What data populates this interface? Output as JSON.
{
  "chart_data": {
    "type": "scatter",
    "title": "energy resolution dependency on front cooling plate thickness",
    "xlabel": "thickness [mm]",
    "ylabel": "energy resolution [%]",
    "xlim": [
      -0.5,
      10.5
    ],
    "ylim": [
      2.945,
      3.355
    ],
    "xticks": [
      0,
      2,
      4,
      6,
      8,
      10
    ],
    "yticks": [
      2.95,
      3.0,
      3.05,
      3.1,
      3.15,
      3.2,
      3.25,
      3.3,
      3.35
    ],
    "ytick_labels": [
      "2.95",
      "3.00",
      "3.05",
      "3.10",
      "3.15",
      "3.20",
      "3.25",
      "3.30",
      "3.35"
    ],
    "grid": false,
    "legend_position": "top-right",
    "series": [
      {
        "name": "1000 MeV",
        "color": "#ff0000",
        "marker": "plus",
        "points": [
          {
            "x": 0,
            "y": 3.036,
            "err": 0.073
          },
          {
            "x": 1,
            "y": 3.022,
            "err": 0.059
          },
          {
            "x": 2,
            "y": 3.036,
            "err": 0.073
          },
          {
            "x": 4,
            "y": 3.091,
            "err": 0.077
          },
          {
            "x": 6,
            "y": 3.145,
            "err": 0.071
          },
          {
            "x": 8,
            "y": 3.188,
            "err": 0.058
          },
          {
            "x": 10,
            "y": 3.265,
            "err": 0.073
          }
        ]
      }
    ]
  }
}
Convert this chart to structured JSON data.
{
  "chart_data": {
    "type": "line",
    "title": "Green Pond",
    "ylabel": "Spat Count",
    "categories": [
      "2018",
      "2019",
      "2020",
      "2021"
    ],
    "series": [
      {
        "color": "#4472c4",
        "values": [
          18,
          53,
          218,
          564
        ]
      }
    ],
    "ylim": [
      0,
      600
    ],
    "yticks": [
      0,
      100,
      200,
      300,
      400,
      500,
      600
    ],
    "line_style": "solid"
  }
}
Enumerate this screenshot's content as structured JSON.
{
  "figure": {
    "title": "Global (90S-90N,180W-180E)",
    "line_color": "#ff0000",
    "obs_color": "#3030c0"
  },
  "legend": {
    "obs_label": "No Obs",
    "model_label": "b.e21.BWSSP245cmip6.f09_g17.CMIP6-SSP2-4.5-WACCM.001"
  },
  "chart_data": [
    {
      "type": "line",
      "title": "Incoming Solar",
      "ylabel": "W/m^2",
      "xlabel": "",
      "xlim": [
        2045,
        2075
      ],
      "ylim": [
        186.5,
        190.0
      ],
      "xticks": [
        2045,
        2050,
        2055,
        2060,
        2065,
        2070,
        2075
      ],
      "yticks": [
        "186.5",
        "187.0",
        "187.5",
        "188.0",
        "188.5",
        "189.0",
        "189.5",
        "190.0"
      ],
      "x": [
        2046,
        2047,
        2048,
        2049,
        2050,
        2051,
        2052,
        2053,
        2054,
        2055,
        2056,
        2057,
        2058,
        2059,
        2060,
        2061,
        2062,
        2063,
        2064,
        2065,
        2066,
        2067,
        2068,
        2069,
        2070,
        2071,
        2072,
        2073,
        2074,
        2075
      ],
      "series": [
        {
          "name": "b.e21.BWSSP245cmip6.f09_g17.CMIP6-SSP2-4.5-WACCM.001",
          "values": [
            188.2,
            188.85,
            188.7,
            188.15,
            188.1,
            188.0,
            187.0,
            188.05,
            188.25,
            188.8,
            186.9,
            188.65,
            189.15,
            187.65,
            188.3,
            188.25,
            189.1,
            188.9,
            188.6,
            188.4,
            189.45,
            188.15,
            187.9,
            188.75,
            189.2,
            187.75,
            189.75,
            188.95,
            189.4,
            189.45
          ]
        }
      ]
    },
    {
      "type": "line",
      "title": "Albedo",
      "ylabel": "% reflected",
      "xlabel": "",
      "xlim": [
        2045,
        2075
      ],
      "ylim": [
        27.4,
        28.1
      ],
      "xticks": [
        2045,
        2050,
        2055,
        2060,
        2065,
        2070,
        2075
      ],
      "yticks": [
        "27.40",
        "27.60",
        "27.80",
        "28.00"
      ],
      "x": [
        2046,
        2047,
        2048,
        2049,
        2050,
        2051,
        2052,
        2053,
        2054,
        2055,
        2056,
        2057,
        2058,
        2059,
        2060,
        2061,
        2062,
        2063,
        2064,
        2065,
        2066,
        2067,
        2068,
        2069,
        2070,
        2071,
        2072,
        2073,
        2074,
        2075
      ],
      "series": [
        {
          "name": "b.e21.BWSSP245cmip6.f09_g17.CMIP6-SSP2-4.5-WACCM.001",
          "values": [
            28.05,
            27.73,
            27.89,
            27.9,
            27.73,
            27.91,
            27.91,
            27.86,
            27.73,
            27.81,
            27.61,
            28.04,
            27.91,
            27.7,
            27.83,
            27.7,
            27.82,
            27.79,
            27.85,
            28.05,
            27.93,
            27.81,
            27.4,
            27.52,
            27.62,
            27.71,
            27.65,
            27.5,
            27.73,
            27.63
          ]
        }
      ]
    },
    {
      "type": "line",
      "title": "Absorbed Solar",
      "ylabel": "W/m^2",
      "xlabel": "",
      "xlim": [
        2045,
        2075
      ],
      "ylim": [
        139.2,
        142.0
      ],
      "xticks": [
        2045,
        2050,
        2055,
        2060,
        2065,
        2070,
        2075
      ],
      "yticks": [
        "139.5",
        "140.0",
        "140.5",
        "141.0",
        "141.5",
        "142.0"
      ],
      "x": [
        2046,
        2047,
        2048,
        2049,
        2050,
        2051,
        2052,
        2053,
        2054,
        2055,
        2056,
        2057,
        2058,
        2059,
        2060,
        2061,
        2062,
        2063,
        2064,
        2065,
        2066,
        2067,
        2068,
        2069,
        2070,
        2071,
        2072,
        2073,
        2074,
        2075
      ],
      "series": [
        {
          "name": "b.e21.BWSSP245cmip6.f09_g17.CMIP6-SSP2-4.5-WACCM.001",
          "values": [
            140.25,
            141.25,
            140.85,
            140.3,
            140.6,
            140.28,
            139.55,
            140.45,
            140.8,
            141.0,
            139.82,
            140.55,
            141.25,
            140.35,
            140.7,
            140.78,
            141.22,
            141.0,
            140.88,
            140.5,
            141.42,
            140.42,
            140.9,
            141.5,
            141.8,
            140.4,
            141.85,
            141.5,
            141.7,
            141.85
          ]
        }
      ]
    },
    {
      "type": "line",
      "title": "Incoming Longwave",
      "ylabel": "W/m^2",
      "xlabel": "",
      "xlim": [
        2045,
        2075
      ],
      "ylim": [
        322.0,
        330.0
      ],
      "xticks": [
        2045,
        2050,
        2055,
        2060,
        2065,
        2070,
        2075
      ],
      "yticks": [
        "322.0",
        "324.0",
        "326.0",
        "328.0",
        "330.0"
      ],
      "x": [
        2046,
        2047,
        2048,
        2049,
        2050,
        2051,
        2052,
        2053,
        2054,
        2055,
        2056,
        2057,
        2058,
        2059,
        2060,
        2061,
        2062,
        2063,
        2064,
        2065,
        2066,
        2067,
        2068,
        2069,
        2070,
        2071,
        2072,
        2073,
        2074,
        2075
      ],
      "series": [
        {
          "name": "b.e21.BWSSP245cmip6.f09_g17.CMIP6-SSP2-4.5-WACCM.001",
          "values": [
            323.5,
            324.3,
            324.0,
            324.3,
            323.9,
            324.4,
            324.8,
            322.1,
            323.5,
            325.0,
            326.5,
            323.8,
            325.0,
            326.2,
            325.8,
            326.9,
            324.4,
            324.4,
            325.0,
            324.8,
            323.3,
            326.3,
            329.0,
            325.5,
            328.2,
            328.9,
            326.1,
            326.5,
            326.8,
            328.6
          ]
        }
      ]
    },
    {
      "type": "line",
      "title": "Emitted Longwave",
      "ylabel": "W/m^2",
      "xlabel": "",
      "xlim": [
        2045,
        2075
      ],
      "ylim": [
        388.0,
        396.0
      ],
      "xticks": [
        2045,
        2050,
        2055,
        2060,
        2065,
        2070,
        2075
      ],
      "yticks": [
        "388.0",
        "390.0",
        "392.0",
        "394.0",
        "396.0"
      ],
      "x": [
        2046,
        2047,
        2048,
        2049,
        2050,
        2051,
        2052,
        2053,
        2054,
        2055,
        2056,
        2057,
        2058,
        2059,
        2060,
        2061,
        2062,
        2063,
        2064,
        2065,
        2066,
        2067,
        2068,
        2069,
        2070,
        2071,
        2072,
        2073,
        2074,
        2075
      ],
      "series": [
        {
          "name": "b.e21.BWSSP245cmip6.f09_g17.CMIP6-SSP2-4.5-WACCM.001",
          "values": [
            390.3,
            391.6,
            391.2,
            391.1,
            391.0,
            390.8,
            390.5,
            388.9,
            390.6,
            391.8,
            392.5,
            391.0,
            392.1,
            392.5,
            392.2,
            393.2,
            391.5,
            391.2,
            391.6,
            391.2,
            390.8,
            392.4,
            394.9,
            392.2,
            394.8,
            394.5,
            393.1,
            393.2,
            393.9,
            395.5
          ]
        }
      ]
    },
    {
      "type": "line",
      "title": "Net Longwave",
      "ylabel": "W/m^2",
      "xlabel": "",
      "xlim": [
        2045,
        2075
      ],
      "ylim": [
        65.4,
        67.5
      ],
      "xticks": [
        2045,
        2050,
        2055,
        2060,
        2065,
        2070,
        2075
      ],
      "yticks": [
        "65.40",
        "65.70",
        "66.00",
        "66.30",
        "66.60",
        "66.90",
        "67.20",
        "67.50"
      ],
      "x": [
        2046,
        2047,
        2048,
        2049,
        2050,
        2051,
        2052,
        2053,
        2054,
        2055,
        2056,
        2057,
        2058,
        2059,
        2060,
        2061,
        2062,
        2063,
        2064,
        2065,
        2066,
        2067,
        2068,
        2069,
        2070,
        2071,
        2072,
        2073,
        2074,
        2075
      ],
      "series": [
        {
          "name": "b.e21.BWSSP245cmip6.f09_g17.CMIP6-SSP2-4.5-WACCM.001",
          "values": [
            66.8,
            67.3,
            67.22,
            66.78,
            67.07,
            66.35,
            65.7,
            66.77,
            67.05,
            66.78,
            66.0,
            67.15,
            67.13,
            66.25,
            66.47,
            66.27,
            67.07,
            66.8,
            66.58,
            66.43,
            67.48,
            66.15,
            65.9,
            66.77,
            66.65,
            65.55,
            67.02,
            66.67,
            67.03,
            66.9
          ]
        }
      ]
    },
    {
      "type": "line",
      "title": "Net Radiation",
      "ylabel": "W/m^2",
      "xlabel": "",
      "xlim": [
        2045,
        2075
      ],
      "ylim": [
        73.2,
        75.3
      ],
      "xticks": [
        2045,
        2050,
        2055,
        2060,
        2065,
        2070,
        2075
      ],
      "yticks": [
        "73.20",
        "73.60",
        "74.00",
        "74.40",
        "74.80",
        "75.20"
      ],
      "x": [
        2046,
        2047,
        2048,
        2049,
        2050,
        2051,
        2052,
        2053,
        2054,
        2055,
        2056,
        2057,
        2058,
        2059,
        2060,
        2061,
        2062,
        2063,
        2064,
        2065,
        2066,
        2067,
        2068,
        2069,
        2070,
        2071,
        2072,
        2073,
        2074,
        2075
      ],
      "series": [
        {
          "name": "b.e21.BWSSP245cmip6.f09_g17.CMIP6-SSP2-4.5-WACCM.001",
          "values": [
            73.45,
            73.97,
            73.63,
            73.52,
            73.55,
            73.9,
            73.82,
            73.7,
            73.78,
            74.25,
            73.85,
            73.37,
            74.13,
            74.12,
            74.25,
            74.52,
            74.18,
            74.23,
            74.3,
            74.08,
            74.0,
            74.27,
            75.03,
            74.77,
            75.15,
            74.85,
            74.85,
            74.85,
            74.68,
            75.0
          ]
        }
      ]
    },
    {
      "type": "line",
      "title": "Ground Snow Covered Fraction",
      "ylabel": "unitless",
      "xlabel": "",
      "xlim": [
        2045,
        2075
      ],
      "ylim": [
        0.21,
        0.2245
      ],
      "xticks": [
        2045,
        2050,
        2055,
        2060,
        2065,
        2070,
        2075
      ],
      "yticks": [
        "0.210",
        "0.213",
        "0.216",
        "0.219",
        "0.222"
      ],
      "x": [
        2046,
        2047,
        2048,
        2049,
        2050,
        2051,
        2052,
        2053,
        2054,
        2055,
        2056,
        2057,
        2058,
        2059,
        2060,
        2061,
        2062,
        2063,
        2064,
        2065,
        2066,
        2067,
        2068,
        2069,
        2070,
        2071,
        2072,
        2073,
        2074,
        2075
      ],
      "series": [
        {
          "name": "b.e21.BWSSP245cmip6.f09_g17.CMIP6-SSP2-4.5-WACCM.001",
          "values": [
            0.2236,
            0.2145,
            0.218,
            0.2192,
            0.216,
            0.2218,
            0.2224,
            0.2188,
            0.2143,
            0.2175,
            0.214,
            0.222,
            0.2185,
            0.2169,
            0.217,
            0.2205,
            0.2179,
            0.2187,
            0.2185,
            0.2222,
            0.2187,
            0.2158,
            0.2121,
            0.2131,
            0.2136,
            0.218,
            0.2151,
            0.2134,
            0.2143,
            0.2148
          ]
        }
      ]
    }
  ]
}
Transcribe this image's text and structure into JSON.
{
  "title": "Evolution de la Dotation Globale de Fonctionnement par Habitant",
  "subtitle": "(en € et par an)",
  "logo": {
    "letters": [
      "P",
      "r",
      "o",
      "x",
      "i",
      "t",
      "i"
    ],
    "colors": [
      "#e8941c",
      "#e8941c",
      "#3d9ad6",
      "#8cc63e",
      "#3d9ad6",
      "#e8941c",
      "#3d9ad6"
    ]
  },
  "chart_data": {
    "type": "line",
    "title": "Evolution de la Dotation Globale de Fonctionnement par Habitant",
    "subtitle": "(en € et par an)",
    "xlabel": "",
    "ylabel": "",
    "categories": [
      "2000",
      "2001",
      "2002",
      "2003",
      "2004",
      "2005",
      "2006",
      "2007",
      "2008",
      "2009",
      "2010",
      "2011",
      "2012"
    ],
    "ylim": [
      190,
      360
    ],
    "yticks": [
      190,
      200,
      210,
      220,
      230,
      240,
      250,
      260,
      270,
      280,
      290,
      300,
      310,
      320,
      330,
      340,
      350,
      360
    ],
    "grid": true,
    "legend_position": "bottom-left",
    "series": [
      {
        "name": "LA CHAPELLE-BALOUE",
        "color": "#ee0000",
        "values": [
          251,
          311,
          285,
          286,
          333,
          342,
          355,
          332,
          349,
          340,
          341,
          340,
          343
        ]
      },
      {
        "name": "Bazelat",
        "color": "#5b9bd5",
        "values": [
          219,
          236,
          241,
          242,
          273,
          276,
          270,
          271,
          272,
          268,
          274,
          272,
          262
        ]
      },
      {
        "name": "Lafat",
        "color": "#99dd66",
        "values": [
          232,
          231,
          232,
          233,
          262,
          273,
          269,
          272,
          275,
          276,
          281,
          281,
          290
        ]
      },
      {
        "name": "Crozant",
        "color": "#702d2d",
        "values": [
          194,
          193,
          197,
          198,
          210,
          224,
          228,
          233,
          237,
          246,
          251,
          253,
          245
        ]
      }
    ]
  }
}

What the exercise asks -
In the entries above, find every line with the word "Fonctionnement" and list it.

Exercise output -
  "title": "Evolution de la Dotation Globale de Fonctionnement par Habitant",
    "title": "Evolution de la Dotation Globale de Fonctionnement par Habitant",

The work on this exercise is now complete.